* [YOUR OBJECTIVE]
In the listing below, find every line with the string "this" and pull it out.

(Dataset entries on figures)
(begin)

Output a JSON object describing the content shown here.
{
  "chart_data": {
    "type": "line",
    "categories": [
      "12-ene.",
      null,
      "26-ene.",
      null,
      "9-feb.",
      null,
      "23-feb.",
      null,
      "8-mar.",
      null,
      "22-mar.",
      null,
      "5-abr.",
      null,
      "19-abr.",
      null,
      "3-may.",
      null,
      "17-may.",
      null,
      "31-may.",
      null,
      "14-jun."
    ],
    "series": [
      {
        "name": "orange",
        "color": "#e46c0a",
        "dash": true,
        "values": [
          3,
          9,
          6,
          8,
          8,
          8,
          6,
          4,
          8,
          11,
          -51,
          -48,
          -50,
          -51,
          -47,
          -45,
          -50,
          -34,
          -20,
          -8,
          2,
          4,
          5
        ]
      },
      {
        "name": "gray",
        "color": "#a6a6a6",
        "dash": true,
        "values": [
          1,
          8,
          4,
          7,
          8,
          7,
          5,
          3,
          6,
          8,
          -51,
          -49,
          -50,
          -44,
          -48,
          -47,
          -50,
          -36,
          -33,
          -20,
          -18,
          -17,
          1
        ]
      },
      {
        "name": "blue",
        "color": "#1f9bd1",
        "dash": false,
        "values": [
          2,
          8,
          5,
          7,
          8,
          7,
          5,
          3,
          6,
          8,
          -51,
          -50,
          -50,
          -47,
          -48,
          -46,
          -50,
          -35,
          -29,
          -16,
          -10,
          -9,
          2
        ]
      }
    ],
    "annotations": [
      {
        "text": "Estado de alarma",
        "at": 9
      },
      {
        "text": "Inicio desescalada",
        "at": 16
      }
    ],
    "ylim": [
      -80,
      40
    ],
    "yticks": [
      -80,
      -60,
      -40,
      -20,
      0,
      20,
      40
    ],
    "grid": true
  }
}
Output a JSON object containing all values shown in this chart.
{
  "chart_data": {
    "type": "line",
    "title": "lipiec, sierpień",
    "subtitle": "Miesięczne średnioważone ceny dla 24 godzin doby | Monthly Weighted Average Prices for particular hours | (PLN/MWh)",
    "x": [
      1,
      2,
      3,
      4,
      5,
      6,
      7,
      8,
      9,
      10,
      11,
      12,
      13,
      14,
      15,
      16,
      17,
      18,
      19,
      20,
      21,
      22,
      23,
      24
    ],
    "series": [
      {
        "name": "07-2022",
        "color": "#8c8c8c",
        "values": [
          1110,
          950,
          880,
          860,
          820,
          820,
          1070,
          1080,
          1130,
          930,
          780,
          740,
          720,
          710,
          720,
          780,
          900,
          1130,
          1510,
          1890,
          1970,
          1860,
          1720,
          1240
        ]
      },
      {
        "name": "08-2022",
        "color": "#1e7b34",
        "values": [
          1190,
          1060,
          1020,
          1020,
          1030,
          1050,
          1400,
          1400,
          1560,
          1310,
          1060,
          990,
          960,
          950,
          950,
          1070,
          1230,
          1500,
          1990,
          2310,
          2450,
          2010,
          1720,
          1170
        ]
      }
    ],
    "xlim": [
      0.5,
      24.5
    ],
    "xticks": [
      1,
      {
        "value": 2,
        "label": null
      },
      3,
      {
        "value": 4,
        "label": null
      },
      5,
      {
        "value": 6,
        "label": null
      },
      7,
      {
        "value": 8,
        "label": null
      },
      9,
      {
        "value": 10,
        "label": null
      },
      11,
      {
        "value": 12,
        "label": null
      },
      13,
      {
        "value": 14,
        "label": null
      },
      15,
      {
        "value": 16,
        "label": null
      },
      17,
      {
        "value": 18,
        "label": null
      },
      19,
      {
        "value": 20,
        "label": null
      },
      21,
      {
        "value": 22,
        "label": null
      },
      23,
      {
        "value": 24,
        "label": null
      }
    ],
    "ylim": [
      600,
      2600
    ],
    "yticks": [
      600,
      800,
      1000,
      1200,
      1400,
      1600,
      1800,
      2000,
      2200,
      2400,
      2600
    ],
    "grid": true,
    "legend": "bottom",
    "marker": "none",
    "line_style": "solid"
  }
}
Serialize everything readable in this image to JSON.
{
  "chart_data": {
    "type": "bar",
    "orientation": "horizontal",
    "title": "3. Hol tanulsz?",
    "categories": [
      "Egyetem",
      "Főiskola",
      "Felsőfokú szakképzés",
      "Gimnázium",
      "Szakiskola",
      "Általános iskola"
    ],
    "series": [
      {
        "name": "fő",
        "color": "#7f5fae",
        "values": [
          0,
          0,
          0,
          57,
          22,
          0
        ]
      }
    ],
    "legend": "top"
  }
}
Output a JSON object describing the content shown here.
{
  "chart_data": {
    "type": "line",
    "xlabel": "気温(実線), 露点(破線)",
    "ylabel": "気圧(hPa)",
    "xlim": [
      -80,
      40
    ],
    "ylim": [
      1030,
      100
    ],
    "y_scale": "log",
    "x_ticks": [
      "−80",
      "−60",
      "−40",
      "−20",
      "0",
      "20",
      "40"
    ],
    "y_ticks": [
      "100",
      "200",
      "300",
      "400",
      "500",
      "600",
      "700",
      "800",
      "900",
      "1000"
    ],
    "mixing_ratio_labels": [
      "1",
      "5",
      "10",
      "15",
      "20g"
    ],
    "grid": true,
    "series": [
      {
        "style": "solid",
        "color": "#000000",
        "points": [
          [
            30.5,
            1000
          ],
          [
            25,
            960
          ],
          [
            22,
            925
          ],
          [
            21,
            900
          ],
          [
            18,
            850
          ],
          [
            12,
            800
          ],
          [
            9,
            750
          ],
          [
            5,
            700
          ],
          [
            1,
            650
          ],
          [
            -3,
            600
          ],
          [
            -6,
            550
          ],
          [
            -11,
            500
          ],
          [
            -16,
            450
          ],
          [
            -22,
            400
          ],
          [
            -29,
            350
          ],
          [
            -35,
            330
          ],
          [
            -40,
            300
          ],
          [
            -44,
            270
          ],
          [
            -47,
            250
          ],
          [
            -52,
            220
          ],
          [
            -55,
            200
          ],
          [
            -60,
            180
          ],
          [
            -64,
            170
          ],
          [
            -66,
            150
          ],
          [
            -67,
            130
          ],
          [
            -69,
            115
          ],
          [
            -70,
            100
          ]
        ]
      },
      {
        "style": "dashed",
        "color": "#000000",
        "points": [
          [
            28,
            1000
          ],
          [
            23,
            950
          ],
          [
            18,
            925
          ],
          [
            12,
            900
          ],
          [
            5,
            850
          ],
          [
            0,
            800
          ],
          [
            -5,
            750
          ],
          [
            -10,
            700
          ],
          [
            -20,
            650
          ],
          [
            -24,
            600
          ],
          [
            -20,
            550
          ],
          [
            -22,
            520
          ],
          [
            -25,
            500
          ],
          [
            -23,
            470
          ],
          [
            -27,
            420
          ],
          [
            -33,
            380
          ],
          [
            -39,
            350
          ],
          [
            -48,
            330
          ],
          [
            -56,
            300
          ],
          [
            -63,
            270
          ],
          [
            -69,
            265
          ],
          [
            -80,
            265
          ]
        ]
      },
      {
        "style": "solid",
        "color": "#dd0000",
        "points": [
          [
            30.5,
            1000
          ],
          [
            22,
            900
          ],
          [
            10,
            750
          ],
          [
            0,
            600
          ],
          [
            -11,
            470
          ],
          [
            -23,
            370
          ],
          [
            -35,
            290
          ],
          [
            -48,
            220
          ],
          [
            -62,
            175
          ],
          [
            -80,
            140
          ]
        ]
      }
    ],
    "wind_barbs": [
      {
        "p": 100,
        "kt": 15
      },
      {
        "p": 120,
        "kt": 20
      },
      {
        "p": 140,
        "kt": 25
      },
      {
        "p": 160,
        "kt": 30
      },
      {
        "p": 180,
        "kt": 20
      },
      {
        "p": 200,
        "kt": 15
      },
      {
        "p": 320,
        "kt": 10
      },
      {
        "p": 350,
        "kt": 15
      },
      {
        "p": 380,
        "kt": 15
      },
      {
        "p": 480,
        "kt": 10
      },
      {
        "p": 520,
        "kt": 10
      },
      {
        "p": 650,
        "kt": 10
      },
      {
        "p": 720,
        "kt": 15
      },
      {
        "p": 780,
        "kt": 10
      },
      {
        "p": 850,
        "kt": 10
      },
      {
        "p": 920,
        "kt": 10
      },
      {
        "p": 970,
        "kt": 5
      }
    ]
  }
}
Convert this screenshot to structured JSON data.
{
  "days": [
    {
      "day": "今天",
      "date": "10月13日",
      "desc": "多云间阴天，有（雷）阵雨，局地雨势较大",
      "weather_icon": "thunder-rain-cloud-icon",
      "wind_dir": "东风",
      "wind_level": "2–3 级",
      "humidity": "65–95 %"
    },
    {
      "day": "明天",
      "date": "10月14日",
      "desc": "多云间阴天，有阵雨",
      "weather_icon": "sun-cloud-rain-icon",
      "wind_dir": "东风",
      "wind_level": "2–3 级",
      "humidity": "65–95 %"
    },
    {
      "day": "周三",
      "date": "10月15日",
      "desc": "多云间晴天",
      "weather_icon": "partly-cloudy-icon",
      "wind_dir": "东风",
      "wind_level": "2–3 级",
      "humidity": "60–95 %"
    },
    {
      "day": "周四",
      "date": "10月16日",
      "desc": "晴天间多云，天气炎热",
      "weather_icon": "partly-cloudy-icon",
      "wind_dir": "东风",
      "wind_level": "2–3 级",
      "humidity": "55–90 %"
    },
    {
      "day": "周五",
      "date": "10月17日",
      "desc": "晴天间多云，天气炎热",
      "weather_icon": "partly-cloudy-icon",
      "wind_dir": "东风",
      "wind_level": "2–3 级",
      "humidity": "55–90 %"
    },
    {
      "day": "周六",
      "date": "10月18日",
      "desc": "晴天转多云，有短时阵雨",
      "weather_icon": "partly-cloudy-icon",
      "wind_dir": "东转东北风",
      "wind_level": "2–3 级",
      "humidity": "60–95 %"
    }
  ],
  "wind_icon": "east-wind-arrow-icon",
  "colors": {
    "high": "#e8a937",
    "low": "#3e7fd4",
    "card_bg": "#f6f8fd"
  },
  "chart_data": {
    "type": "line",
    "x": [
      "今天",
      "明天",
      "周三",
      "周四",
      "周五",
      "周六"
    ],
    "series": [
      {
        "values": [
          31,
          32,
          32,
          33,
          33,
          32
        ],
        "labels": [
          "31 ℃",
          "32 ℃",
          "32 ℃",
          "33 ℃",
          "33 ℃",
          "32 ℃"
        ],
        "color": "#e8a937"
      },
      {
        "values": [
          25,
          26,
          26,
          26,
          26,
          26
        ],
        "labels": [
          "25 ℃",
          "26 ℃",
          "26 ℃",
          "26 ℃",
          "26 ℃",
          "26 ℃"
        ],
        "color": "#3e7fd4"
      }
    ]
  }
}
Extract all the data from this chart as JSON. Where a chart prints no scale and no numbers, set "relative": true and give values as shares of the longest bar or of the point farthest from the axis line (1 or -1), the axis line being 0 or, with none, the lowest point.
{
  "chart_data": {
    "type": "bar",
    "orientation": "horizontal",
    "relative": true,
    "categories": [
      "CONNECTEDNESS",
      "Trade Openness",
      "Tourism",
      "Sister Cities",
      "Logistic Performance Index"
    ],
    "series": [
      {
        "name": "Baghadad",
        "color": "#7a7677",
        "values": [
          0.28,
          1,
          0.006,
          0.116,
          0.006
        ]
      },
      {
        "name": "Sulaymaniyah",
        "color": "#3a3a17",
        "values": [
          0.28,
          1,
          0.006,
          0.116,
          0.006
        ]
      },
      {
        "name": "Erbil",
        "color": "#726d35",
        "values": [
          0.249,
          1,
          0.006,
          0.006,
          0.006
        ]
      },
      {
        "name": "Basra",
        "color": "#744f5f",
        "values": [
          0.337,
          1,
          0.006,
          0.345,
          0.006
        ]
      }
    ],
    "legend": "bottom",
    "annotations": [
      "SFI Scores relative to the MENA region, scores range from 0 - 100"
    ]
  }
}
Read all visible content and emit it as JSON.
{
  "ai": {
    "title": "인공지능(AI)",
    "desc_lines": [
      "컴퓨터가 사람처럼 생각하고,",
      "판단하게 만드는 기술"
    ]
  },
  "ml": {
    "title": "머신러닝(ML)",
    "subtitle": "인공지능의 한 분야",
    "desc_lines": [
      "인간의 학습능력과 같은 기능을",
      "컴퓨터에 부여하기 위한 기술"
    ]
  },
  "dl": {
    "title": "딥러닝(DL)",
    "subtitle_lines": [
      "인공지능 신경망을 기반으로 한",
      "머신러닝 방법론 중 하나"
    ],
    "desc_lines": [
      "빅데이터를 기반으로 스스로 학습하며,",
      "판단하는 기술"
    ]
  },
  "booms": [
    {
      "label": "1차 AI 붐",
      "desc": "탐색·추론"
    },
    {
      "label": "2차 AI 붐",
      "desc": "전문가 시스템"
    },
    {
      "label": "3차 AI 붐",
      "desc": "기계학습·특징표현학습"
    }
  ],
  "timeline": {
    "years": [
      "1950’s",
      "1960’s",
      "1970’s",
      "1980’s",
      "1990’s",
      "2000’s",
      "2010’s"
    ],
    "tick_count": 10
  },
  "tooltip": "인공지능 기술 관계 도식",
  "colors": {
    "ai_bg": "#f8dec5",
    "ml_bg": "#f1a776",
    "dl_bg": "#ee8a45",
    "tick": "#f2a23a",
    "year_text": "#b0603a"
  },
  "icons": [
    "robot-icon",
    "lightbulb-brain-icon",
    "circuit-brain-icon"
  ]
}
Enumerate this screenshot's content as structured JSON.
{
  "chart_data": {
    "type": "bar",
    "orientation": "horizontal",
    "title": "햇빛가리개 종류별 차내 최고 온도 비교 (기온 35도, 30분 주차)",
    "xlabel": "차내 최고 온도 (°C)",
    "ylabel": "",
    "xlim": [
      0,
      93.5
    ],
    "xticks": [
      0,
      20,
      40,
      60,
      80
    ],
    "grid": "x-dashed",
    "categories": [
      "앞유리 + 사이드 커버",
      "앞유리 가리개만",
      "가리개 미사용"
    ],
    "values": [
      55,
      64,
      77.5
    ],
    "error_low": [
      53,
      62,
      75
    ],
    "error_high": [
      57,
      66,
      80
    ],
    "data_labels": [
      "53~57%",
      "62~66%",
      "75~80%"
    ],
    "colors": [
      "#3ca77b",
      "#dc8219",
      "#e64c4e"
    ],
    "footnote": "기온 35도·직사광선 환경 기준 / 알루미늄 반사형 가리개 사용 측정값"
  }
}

(end)

* [FINISHED ANSWER]
Output a JSON object containing all values shown in this chart.
Serialize everything readable in this image to JSON.
Convert this screenshot to structured JSON data.
Extract all the data from this chart as JSON. Where a chart prints no scale and no numbers, set "relative": true and give values as shares of the longest bar or of the point farthest from the axis line (1 or -1), the axis line being 0 or, with none, the lowest point.
Enumerate this screenshot's content as structured JSON.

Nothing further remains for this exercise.